- [Given task]:
Can you restate the records below word for word?

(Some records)
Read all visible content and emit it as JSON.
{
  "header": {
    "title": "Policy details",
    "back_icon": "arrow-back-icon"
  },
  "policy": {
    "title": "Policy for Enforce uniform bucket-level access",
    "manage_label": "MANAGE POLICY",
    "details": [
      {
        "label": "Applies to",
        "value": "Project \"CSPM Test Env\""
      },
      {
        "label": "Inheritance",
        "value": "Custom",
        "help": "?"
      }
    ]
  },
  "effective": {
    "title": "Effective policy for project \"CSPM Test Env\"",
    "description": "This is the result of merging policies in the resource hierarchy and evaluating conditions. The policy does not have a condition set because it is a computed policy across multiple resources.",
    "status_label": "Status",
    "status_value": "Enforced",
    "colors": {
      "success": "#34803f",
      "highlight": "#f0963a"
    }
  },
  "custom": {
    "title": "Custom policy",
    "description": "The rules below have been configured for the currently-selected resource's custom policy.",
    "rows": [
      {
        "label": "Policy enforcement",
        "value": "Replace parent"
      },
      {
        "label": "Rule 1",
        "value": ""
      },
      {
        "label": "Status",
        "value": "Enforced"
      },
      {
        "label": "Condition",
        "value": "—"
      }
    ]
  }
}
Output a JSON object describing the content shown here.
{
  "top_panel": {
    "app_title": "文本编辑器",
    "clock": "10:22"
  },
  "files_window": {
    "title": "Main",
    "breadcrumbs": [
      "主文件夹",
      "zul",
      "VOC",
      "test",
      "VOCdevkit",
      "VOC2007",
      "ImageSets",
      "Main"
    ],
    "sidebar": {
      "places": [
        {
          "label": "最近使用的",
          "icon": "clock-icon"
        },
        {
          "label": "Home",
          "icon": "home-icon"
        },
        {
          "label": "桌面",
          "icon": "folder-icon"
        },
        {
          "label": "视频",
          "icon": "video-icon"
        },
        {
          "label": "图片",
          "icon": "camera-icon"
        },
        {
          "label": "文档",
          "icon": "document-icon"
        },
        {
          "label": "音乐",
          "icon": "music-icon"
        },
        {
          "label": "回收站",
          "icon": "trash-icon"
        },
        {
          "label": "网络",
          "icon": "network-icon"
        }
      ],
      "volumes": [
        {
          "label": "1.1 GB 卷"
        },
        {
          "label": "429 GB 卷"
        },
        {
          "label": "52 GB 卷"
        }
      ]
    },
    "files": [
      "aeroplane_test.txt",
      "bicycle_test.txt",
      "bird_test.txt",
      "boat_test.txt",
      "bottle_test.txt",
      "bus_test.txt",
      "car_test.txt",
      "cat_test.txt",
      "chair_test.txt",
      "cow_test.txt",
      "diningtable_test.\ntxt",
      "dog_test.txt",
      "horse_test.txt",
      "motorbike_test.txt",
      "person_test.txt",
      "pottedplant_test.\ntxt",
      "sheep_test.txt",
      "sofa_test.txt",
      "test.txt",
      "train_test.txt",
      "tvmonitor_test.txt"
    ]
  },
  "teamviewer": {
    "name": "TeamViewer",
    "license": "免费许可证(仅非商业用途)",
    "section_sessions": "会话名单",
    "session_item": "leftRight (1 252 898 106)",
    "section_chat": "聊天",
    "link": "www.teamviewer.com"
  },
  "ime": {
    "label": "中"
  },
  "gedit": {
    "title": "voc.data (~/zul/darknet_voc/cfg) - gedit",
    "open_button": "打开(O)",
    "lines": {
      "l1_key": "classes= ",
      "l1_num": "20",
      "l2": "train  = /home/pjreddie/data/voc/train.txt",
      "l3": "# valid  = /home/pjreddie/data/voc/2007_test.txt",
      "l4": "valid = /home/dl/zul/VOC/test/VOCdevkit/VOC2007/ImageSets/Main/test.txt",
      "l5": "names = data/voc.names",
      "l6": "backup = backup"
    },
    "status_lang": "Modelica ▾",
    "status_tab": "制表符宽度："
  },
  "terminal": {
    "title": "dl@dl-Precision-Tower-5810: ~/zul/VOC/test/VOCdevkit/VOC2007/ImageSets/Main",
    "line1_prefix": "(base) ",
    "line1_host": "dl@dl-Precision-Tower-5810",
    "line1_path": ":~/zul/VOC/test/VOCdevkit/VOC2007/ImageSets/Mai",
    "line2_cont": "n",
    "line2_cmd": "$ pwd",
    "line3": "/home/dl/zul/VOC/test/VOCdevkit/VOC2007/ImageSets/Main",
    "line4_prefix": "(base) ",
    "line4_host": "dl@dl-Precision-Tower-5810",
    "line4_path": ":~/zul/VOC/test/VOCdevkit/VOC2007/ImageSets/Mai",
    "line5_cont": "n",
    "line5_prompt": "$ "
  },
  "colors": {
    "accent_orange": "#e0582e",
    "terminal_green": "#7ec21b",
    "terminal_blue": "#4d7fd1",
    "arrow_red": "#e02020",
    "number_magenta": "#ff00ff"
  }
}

- [Exercise solution]:
Read all visible content and emit it as JSON.
{
  "header": {
    "title": "Policy details",
    "back_icon": "arrow-back-icon"
  },
  "policy": {
    "title": "Policy for Enforce uniform bucket-level access",
    "manage_label": "MANAGE POLICY",
    "details": [
      {
        "label": "Applies to",
        "value": "Project \"CSPM Test Env\""
      },
      {
        "label": "Inheritance",
        "value": "Custom",
        "help": "?"
      }
    ]
  },
  "effective": {
    "title": "Effective policy for project \"CSPM Test Env\"",
    "description": "This is the result of merging policies in the resource hierarchy and evaluating conditions. The policy does not have a condition set because it is a computed policy across multiple resources.",
    "status_label": "Status",
    "status_value": "Enforced",
    "colors": {
      "success": "#34803f",
      "highlight": "#f0963a"
    }
  },
  "custom": {
    "title": "Custom policy",
    "description": "The rules below have been configured for the currently-selected resource's custom policy.",
    "rows": [
      {
        "label": "Policy enforcement",
        "value": "Replace parent"
      },
      {
        "label": "Rule 1",
        "value": ""
      },
      {
        "label": "Status",
        "value": "Enforced"
      },
      {
        "label": "Condition",
        "value": "—"
      }
    ]
  }
}
Output a JSON object describing the content shown here.
{
  "top_panel": {
    "app_title": "文本编辑器",
    "clock": "10:22"
  },
  "files_window": {
    "title": "Main",
    "breadcrumbs": [
      "主文件夹",
      "zul",
      "VOC",
      "test",
      "VOCdevkit",
      "VOC2007",
      "ImageSets",
      "Main"
    ],
    "sidebar": {
      "places": [
        {
          "label": "最近使用的",
          "icon": "clock-icon"
        },
        {
          "label": "Home",
          "icon": "home-icon"
        },
        {
          "label": "桌面",
          "icon": "folder-icon"
        },
        {
          "label": "视频",
          "icon": "video-icon"
        },
        {
          "label": "图片",
          "icon": "camera-icon"
        },
        {
          "label": "文档",
          "icon": "document-icon"
        },
        {
          "label": "音乐",
          "icon": "music-icon"
        },
        {
          "label": "回收站",
          "icon": "trash-icon"
        },
        {
          "label": "网络",
          "icon": "network-icon"
        }
      ],
      "volumes": [
        {
          "label": "1.1 GB 卷"
        },
        {
          "label": "429 GB 卷"
        },
        {
          "label": "52 GB 卷"
        }
      ]
    },
    "files": [
      "aeroplane_test.txt",
      "bicycle_test.txt",
      "bird_test.txt",
      "boat_test.txt",
      "bottle_test.txt",
      "bus_test.txt",
      "car_test.txt",
      "cat_test.txt",
      "chair_test.txt",
      "cow_test.txt",
      "diningtable_test.\ntxt",
      "dog_test.txt",
      "horse_test.txt",
      "motorbike_test.txt",
      "person_test.txt",
      "pottedplant_test.\ntxt",
      "sheep_test.txt",
      "sofa_test.txt",
      "test.txt",
      "train_test.txt",
      "tvmonitor_test.txt"
    ]
  },
  "teamviewer": {
    "name": "TeamViewer",
    "license": "免费许可证(仅非商业用途)",
    "section_sessions": "会话名单",
    "session_item": "leftRight (1 252 898 106)",
    "section_chat": "聊天",
    "link": "www.teamviewer.com"
  },
  "ime": {
    "label": "中"
  },
  "gedit": {
    "title": "voc.data (~/zul/darknet_voc/cfg) - gedit",
    "open_button": "打开(O)",
    "lines": {
      "l1_key": "classes= ",
      "l1_num": "20",
      "l2": "train  = /home/pjreddie/data/voc/train.txt",
      "l3": "# valid  = /home/pjreddie/data/voc/2007_test.txt",
      "l4": "valid = /home/dl/zul/VOC/test/VOCdevkit/VOC2007/ImageSets/Main/test.txt",
      "l5": "names = data/voc.names",
      "l6": "backup = backup"
    },
    "status_lang": "Modelica ▾",
    "status_tab": "制表符宽度："
  },
  "terminal": {
    "title": "dl@dl-Precision-Tower-5810: ~/zul/VOC/test/VOCdevkit/VOC2007/ImageSets/Main",
    "line1_prefix": "(base) ",
    "line1_host": "dl@dl-Precision-Tower-5810",
    "line1_path": ":~/zul/VOC/test/VOCdevkit/VOC2007/ImageSets/Mai",
    "line2_cont": "n",
    "line2_cmd": "$ pwd",
    "line3": "/home/dl/zul/VOC/test/VOCdevkit/VOC2007/ImageSets/Main",
    "line4_prefix": "(base) ",
    "line4_host": "dl@dl-Precision-Tower-5810",
    "line4_path": ":~/zul/VOC/test/VOCdevkit/VOC2007/ImageSets/Mai",
    "line5_cont": "n",
    "line5_prompt": "$ "
  },
  "colors": {
    "accent_orange": "#e0582e",
    "terminal_green": "#7ec21b",
    "terminal_blue": "#4d7fd1",
    "arrow_red": "#e02020",
    "number_magenta": "#ff00ff"
  }
}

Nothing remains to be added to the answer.